## Exercise text:
Dordaviprone

Clinical data
- Trade names: Modeyso
- Other names: ONC201, ONC-201
- AHFS/Drugs.com: Monograph
- MedlinePlus: a625097
- License data: US DailyMed: Dordaviprone;
- Routes of administration: By mouth
- Drug class: Protease activator
- ATC code: None;

Legal status
- Legal status: US: ℞-only;

Identifiers
- IUPAC name 11-benzyl-7-[(2-methylphenyl)methyl]-2,5,7,11-tetrazatricyclo[7.4.0.02,6]trideca-1(9),5-dien-8-one;
- CAS Number: 1616632-77-9; as HCl: 1638178-82-1;
- PubChem CID: 73777259;
- DrugBank: DB14844; as HCl: DBSALT003291;
- ChemSpider: 30904994;
- UNII: 9U35A31JAI; as HCl: 53VG71J90J;
- KEGG: D12733; as HCl: D12734;
- ChEBI: CHEBI:232328;
- ChEMBL: ChEMBL4297310;

Chemical and physical data
- Formula: C_{24}H_{26}N_{4}O
- Molar mass: 386.499 g·mol^{−1}
- 3D model (JSmol): Interactive image;
- SMILES CC1=CC=CC=C1CN2C(=O)C3=C(CCN(C3)CC4=CC=CC=C4)N5C2=NCC5;
- InChI InChI=1S/C24H26N4O/c1-18-7-5-6-10-20(18)16-28-23(29)21-17-26(15-19-8-3-2-4-9-19)13-11-22(21)27-14-12-25-24(27)28/h2-10H,11-17H2,1H3; Key:VLULRUCCHYVXOH-UHFFFAOYSA-N; Key:HKBXPCQCBQFDML-UHFFFAOYSA-N;

= Dordaviprone =

Chemical compound

Dordaviprone, sold under the brand name Modeyso, is an anti-cancer medication used for the treatment of diffuse midline glioma (a type of brain tumor). Dordaviprone is a protease activator of the mitochondrial caseinolytic protease P. It is dopamine receptor D2 antagonist and an allosteric activator of the mitochondrial caseinolytic protease P.

Dordaviprone was approved for medical use in the United States in August 2025. It is the first approval of a systemic therapy for H3 K27M-mutant diffuse midline glioma by the US Food and Drug Administration (FDA). The FDA considers it to be a first-in-class medication.

== Medical uses ==
Dordaviprone is indicated for the treatment of people with diffuse midline glioma harboring an H3 K27M mutation with progressive disease following prior therapy.

== History ==
Efficacy was evaluated in an integrated efficacy population of 50 participants with recurrent H3 K27M-mutant diffuse midline glioma enrolled across five open-label, non-randomized clinical trials conducted in the US (ONC006 [NCT02525692], ONC013 [NCT03295396], ONC014 [NCT03416530], ONC016 [NCT05392374], and ONC018 [NCT03134131]). The efficacy population comprised participants who received single-agent dordaviprone for diffuse midline glioma harboring an H3 K27M mutation and had progressive and measurable disease per Response Assessment in Neuro-Oncology-High Grade Glioma (RANO-HGG) criteria. Participants were also at least 90 days post radiation therapy, had an adequate washout period from prior anticancer therapies, a Karnofsky Performance Status/Lansky Performance Status (KPS/LPS) score ≥ 60, and stable or decreasing corticosteroid use. Participants with diffuse intrinsic pontine glioma, primary spinal tumors, atypical histologies, or cerebrospinal fluid dissemination were excluded.

## Work to complete:
1 - List every condition that the dordaviprone article says excluded participants from the efficacy population.
2 - Answer from the dordaviprone article:
(a) Under what brand name is dordaviprone sold?
(b) In what month and year was it approved for medical use in the United States?
(c) How many participants made up the integrated efficacy population?
Rely on nothing but the dordaviprone article.

[Stored dataset items]
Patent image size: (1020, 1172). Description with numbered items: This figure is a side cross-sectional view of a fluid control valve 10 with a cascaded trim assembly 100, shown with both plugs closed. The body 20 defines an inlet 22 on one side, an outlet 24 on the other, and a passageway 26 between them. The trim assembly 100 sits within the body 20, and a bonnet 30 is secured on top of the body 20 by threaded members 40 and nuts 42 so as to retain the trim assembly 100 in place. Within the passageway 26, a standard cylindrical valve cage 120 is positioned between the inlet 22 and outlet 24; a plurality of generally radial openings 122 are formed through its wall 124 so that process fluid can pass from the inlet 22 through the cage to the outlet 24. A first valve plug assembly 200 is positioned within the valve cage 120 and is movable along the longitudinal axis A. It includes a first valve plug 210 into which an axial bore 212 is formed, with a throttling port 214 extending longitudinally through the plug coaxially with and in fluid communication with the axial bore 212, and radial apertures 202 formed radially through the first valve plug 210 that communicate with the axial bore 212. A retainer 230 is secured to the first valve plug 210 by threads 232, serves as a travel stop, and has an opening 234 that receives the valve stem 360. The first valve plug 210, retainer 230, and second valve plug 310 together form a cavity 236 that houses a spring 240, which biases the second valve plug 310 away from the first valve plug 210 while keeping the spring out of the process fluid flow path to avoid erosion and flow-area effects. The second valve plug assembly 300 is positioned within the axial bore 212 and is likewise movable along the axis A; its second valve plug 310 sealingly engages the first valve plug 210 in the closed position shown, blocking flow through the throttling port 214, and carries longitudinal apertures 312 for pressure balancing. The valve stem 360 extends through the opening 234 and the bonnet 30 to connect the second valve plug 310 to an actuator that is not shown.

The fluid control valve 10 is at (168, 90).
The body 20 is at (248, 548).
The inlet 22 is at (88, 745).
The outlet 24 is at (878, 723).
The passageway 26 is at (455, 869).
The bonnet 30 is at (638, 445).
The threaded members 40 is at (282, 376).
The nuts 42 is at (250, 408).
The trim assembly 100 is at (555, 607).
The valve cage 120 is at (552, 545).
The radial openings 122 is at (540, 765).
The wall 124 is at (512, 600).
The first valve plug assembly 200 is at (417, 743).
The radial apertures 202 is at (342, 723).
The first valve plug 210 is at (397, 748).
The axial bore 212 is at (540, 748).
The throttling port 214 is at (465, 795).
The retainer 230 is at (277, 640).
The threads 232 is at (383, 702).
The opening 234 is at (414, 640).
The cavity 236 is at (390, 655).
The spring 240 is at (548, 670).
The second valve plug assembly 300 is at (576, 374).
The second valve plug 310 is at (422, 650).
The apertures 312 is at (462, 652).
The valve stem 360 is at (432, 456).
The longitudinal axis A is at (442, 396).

## Task-by-task outputs:
1 -
- Diffuse intrinsic pontine glioma
- Primary spinal tumors
- Atypical histologies
- Cerebrospinal fluid dissemination

2 -
(a) Modeyso
(b) August 2025
(c) 50